Dataset entries
--- begin ---

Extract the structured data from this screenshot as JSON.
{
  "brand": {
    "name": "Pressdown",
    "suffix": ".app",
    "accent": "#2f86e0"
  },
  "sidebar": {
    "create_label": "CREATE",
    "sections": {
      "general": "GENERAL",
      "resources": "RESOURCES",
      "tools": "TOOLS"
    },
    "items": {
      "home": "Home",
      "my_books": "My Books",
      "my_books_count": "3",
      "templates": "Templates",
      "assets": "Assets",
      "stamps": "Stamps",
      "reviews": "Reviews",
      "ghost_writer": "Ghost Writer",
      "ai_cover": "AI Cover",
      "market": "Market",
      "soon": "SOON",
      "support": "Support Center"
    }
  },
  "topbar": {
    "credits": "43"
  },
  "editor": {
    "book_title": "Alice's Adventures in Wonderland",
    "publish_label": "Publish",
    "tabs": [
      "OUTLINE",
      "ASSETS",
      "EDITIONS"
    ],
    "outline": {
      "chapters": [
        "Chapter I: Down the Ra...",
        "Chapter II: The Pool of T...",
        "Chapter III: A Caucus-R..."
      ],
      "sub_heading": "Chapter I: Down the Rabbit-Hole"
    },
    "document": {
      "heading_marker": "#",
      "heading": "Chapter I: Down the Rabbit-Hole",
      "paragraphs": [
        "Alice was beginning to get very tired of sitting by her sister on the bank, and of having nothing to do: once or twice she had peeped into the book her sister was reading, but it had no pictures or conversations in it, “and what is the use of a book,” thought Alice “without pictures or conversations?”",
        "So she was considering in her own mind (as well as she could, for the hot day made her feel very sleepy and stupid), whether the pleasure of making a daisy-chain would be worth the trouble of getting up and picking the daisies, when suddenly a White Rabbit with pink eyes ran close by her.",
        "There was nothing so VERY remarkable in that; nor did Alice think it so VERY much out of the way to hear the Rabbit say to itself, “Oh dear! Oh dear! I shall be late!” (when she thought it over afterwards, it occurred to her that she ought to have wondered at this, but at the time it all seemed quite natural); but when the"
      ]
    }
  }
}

--- end ---

• Task to complete: Say how many lines include the word "this"; reply with the number alone.

• Exercise output: 2